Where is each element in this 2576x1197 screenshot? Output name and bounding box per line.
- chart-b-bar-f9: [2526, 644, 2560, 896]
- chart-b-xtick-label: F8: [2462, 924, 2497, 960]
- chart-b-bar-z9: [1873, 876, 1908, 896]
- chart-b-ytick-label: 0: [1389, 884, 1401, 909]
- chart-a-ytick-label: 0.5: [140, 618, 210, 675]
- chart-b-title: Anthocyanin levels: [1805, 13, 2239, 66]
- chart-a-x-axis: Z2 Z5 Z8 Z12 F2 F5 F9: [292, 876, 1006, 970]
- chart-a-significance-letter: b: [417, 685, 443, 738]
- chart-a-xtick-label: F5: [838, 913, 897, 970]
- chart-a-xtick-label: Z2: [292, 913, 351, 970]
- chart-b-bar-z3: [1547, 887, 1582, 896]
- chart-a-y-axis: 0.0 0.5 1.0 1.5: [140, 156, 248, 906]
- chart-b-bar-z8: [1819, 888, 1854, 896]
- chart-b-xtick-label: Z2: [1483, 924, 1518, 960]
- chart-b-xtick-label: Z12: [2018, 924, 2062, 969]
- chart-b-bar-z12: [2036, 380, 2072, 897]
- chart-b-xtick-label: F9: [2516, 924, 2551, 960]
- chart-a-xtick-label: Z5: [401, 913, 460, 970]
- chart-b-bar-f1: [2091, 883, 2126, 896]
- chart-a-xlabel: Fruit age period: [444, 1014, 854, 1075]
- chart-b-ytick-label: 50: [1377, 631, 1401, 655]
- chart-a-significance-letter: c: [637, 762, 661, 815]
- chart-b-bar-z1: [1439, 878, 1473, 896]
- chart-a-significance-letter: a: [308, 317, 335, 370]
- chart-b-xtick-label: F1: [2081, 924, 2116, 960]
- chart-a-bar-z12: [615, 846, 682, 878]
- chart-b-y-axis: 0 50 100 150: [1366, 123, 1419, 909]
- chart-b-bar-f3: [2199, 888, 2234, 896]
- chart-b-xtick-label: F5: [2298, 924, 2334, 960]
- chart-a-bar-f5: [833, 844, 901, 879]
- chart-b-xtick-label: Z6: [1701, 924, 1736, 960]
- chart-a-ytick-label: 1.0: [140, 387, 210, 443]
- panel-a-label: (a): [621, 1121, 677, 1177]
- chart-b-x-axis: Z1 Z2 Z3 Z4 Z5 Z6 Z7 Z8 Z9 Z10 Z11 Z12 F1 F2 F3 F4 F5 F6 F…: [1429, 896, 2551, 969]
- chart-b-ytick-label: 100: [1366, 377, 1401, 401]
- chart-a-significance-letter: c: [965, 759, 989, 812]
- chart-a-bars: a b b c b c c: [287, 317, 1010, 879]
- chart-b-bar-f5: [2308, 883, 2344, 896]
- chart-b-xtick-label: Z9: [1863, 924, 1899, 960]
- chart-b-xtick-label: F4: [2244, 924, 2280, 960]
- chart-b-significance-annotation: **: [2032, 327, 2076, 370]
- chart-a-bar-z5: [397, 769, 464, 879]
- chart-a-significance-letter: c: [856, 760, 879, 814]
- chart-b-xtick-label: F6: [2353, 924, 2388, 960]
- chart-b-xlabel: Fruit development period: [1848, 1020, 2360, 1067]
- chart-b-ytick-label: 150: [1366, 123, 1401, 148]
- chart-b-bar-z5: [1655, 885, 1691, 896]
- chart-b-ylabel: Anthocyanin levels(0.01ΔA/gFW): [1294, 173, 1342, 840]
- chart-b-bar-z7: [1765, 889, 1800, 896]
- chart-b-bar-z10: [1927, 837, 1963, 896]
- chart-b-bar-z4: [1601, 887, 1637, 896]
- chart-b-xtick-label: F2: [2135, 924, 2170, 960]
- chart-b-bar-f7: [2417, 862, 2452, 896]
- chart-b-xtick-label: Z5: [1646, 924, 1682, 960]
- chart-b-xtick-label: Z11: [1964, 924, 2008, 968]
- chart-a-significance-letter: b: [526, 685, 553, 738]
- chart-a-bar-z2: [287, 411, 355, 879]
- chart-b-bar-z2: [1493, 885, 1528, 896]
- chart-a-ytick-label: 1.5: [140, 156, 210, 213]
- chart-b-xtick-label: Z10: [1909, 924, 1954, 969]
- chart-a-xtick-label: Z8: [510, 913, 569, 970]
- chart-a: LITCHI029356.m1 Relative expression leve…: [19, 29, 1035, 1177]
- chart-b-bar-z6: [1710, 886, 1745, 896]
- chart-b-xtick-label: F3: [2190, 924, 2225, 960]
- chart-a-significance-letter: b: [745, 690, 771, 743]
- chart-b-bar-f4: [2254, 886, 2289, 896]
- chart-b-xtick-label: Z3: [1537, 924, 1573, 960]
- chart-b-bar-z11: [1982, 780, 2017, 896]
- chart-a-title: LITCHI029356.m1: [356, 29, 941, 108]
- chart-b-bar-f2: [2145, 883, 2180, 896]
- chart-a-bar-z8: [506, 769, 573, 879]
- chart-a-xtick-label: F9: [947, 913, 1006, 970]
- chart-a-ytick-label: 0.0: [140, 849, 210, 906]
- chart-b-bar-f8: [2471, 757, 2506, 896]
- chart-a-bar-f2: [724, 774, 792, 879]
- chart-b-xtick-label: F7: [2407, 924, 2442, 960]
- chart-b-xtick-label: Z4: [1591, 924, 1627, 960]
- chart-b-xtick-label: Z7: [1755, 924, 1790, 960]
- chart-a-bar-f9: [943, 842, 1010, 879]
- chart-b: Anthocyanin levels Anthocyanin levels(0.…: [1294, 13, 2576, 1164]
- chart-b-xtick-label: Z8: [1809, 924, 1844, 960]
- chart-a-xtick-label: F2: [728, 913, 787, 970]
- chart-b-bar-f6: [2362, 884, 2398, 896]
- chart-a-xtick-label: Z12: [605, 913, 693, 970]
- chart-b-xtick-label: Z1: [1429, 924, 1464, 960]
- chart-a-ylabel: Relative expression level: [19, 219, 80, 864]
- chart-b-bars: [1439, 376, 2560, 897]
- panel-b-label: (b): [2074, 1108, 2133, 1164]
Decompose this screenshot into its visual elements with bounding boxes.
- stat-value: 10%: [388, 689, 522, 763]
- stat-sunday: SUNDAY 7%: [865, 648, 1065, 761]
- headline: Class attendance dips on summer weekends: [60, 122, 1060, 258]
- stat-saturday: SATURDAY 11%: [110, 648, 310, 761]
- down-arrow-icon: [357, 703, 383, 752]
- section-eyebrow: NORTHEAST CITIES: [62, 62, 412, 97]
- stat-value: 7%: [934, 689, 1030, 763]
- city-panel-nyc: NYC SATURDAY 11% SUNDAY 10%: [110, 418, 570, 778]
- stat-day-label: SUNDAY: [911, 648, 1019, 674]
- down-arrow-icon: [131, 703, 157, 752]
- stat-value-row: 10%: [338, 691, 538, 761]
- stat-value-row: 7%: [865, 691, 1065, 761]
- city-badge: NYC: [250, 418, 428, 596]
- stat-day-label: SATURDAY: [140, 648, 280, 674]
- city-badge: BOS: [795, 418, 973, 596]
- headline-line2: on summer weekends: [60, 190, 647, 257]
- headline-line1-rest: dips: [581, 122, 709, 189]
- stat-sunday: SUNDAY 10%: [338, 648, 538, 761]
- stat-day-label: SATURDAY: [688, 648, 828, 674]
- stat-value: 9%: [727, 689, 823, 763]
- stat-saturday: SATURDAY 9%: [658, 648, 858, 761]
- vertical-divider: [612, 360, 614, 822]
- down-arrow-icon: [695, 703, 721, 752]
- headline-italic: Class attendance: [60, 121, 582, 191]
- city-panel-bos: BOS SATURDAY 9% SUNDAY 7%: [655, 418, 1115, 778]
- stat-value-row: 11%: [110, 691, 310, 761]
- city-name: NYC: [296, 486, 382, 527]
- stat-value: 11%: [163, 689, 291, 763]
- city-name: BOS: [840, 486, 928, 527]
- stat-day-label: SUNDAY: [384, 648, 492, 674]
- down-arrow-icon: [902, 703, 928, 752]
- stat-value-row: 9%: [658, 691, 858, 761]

### Instruction
Repeat everything from the start of the records down to the line containing "- chart-a-xtick-label: Z2: [292, 913, 351, 970]", with both ends included.

### Full output
Where is each element in this 2576x1197 screenshot? Output name and bounding box per line.
- chart-b-bar-f9: [2526, 644, 2560, 896]
- chart-b-xtick-label: F8: [2462, 924, 2497, 960]
- chart-b-bar-z9: [1873, 876, 1908, 896]
- chart-b-ytick-label: 0: [1389, 884, 1401, 909]
- chart-a-ytick-label: 0.5: [140, 618, 210, 675]
- chart-b-title: Anthocyanin levels: [1805, 13, 2239, 66]
- chart-a-x-axis: Z2 Z5 Z8 Z12 F2 F5 F9: [292, 876, 1006, 970]
- chart-a-significance-letter: b: [417, 685, 443, 738]
- chart-a-xtick-label: F5: [838, 913, 897, 970]
- chart-a-xtick-label: Z2: [292, 913, 351, 970]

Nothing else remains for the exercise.